__Records for this task__
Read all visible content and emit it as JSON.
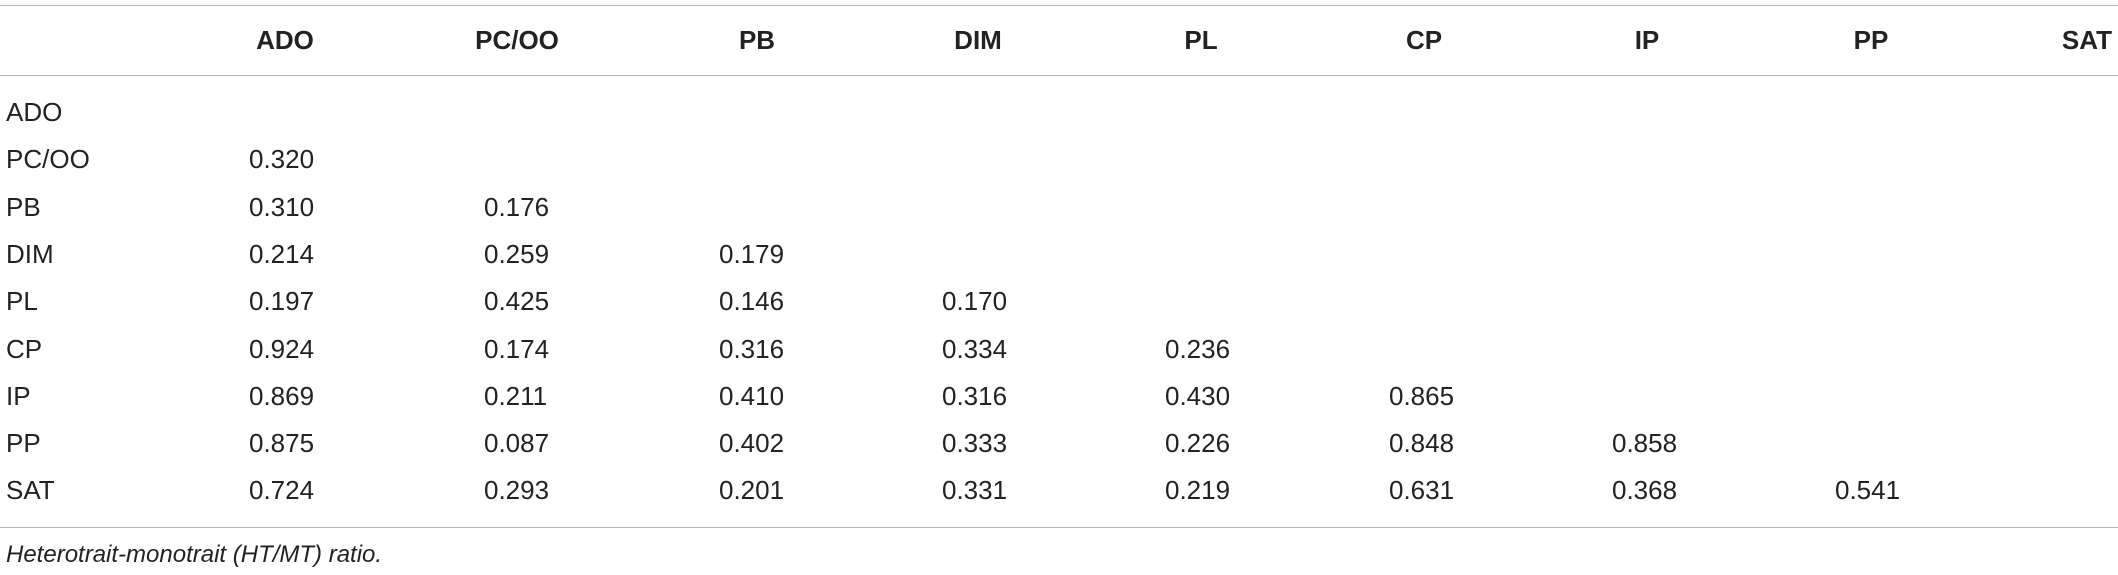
{
  "table": {
    "columns": [
      "ADO",
      "PC/OO",
      "PB",
      "DIM",
      "PL",
      "CP",
      "IP",
      "PP",
      "SAT"
    ],
    "rows": [
      {
        "label": "ADO",
        "values": []
      },
      {
        "label": "PC/OO",
        "values": [
          "0.320"
        ]
      },
      {
        "label": "PB",
        "values": [
          "0.310",
          "0.176"
        ]
      },
      {
        "label": "DIM",
        "values": [
          "0.214",
          "0.259",
          "0.179"
        ]
      },
      {
        "label": "PL",
        "values": [
          "0.197",
          "0.425",
          "0.146",
          "0.170"
        ]
      },
      {
        "label": "CP",
        "values": [
          "0.924",
          "0.174",
          "0.316",
          "0.334",
          "0.236"
        ]
      },
      {
        "label": "IP",
        "values": [
          "0.869",
          "0.211",
          "0.410",
          "0.316",
          "0.430",
          "0.865"
        ]
      },
      {
        "label": "PP",
        "values": [
          "0.875",
          "0.087",
          "0.402",
          "0.333",
          "0.226",
          "0.848",
          "0.858"
        ]
      },
      {
        "label": "SAT",
        "values": [
          "0.724",
          "0.293",
          "0.201",
          "0.331",
          "0.219",
          "0.631",
          "0.368",
          "0.541"
        ]
      }
    ],
    "footnote": "Heterotrait-monotrait (HT/MT) ratio."
  }
}
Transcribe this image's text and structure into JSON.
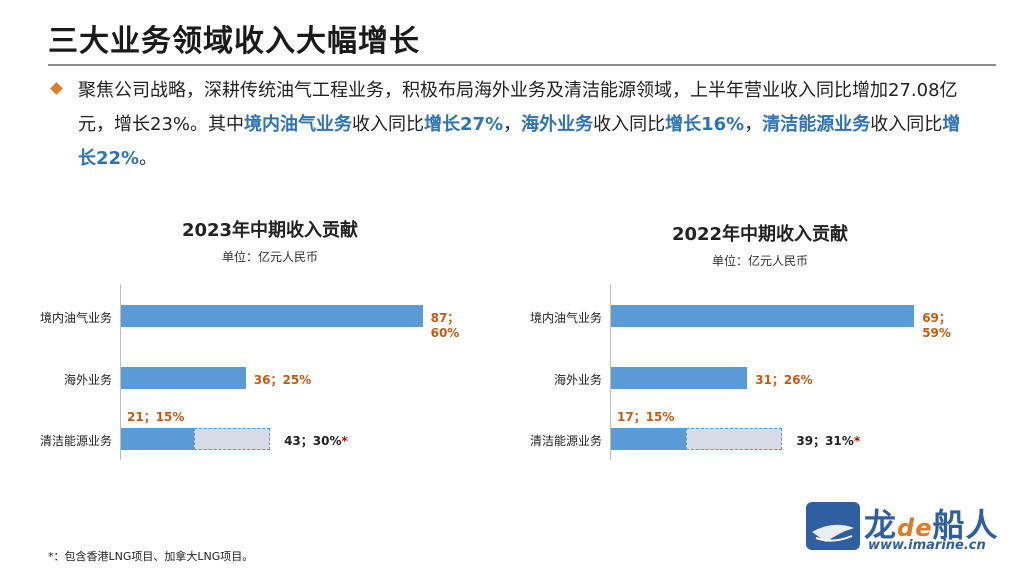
{
  "slide": {
    "title": "三大业务领域收入大幅增长",
    "para_parts": [
      {
        "text": "聚焦公司战略，深耕传统油气工程业务，积极布局海外业务及清洁能源领域，上半年营业收入同比增加27.08亿元，增长23%。其中",
        "hl": false
      },
      {
        "text": "境内油气业务",
        "hl": true
      },
      {
        "text": "收入同比",
        "hl": false
      },
      {
        "text": "增长27%",
        "hl": true
      },
      {
        "text": "，",
        "hl": false
      },
      {
        "text": "海外业务",
        "hl": true
      },
      {
        "text": "收入同比",
        "hl": false
      },
      {
        "text": "增长16%",
        "hl": true
      },
      {
        "text": "，",
        "hl": false
      },
      {
        "text": "清洁能源业务",
        "hl": true
      },
      {
        "text": "收入同比",
        "hl": false
      },
      {
        "text": "增长22%",
        "hl": true
      },
      {
        "text": "。",
        "hl": false
      }
    ],
    "footnote": "*：包含香港LNG项目、加拿大LNG项目。",
    "logo": {
      "text_a": "龙",
      "text_de": "de",
      "text_b": "船人",
      "url": "www.imarine.cn"
    },
    "colors": {
      "bar": "#5b9bd5",
      "bar_ext": "#d6dce5",
      "label": "#c55a11",
      "highlight": "#2e74b5",
      "bullet": "#e07b2a"
    }
  },
  "chart_data": [
    {
      "type": "bar",
      "orientation": "horizontal",
      "title": "2023年中期收入贡献",
      "unit": "单位：亿元人民币",
      "categories": [
        "境内油气业务",
        "海外业务",
        "清洁能源业务"
      ],
      "values": [
        87,
        36,
        21
      ],
      "labels": [
        "87；60%",
        "36；25%",
        "21；15%"
      ],
      "extended": {
        "category": "清洁能源业务",
        "value": 43,
        "label": "43；30%",
        "mark": "*"
      },
      "xlim": [
        0,
        90
      ]
    },
    {
      "type": "bar",
      "orientation": "horizontal",
      "title": "2022年中期收入贡献",
      "unit": "单位：亿元人民币",
      "categories": [
        "境内油气业务",
        "海外业务",
        "清洁能源业务"
      ],
      "values": [
        69,
        31,
        17
      ],
      "labels": [
        "69；59%",
        "31；26%",
        "17；15%"
      ],
      "extended": {
        "category": "清洁能源业务",
        "value": 39,
        "label": "39；31%",
        "mark": "*"
      },
      "xlim": [
        0,
        71
      ]
    }
  ]
}
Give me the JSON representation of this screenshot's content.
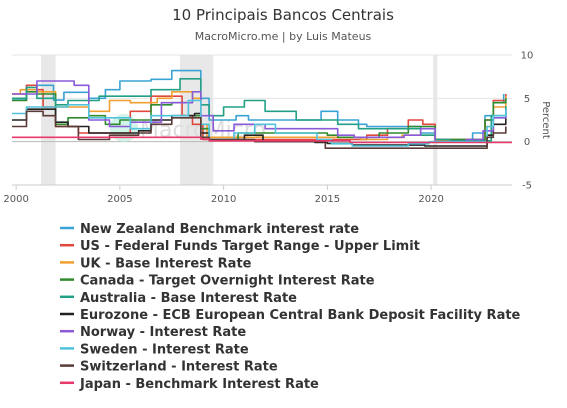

__Your goal__
Copy out each line exactly, without the pictures.

__Solution for this exercise__
Read all visible content and emit it as JSON.
{
  "table": {
    "columns": [
      "ADO",
      "PC/OO",
      "PB",
      "DIM",
      "PL",
      "CP",
      "IP",
      "PP",
      "SAT"
    ],
    "rows": [
      {
        "label": "ADO",
        "values": []
      },
      {
        "label": "PC/OO",
        "values": [
          "0.320"
        ]
      },
      {
        "label": "PB",
        "values": [
          "0.310",
          "0.176"
        ]
      },
      {
        "label": "DIM",
        "values": [
          "0.214",
          "0.259",
          "0.179"
        ]
      },
      {
        "label": "PL",
        "values": [
          "0.197",
          "0.425",
          "0.146",
          "0.170"
        ]
      },
      {
        "label": "CP",
        "values": [
          "0.924",
          "0.174",
          "0.316",
          "0.334",
          "0.236"
        ]
      },
      {
        "label": "IP",
        "values": [
          "0.869",
          "0.211",
          "0.410",
          "0.316",
          "0.430",
          "0.865"
        ]
      },
      {
        "label": "PP",
        "values": [
          "0.875",
          "0.087",
          "0.402",
          "0.333",
          "0.226",
          "0.848",
          "0.858"
        ]
      },
      {
        "label": "SAT",
        "values": [
          "0.724",
          "0.293",
          "0.201",
          "0.331",
          "0.219",
          "0.631",
          "0.368",
          "0.541"
        ]
      }
    ],
    "footnote": "Heterotrait-monotrait (HT/MT) ratio."
  }
}
Transcribe this image's text and structure into JSON.
{
  "slide": {
    "title": "三大业务领域收入大幅增长",
    "para_parts": [
      {
        "text": "聚焦公司战略，深耕传统油气工程业务，积极布局海外业务及清洁能源领域，上半年营业收入同比增加27.08亿元，增长23%。其中",
        "hl": false
      },
      {
        "text": "境内油气业务",
        "hl": true
      },
      {
        "text": "收入同比",
        "hl": false
      },
      {
        "text": "增长27%",
        "hl": true
      },
      {
        "text": "，",
        "hl": false
      },
      {
        "text": "海外业务",
        "hl": true
      },
      {
        "text": "收入同比",
        "hl": false
      },
      {
        "text": "增长16%",
        "hl": true
      },
      {
        "text": "，",
        "hl": false
      },
      {
        "text": "清洁能源业务",
        "hl": true
      },
      {
        "text": "收入同比",
        "hl": false
      },
      {
        "text": "增长22%",
        "hl": true
      },
      {
        "text": "。",
        "hl": false
      }
    ],
    "footnote": "*：包含香港LNG项目、加拿大LNG项目。",
    "logo": {
      "text_a": "龙",
      "text_de": "de",
      "text_b": "船人",
      "url": "www.imarine.cn"
    },
    "colors": {
      "bar": "#5b9bd5",
      "bar_ext": "#d6dce5",
      "label": "#c55a11",
      "highlight": "#2e74b5",
      "bullet": "#e07b2a"
    }
  },
  "chart_data": [
    {
      "type": "bar",
      "orientation": "horizontal",
      "title": "2023年中期收入贡献",
      "unit": "单位：亿元人民币",
      "categories": [
        "境内油气业务",
        "海外业务",
        "清洁能源业务"
      ],
      "values": [
        87,
        36,
        21
      ],
      "labels": [
        "87；60%",
        "36；25%",
        "21；15%"
      ],
      "extended": {
        "category": "清洁能源业务",
        "value": 43,
        "label": "43；30%",
        "mark": "*"
      },
      "xlim": [
        0,
        90
      ]
    },
    {
      "type": "bar",
      "orientation": "horizontal",
      "title": "2022年中期收入贡献",
      "unit": "单位：亿元人民币",
      "categories": [
        "境内油气业务",
        "海外业务",
        "清洁能源业务"
      ],
      "values": [
        69,
        31,
        17
      ],
      "labels": [
        "69；59%",
        "31；26%",
        "17；15%"
      ],
      "extended": {
        "category": "清洁能源业务",
        "value": 39,
        "label": "39；31%",
        "mark": "*"
      },
      "xlim": [
        0,
        71
      ]
    }
  ]
}
Give me the JSON representation of this screenshot's content.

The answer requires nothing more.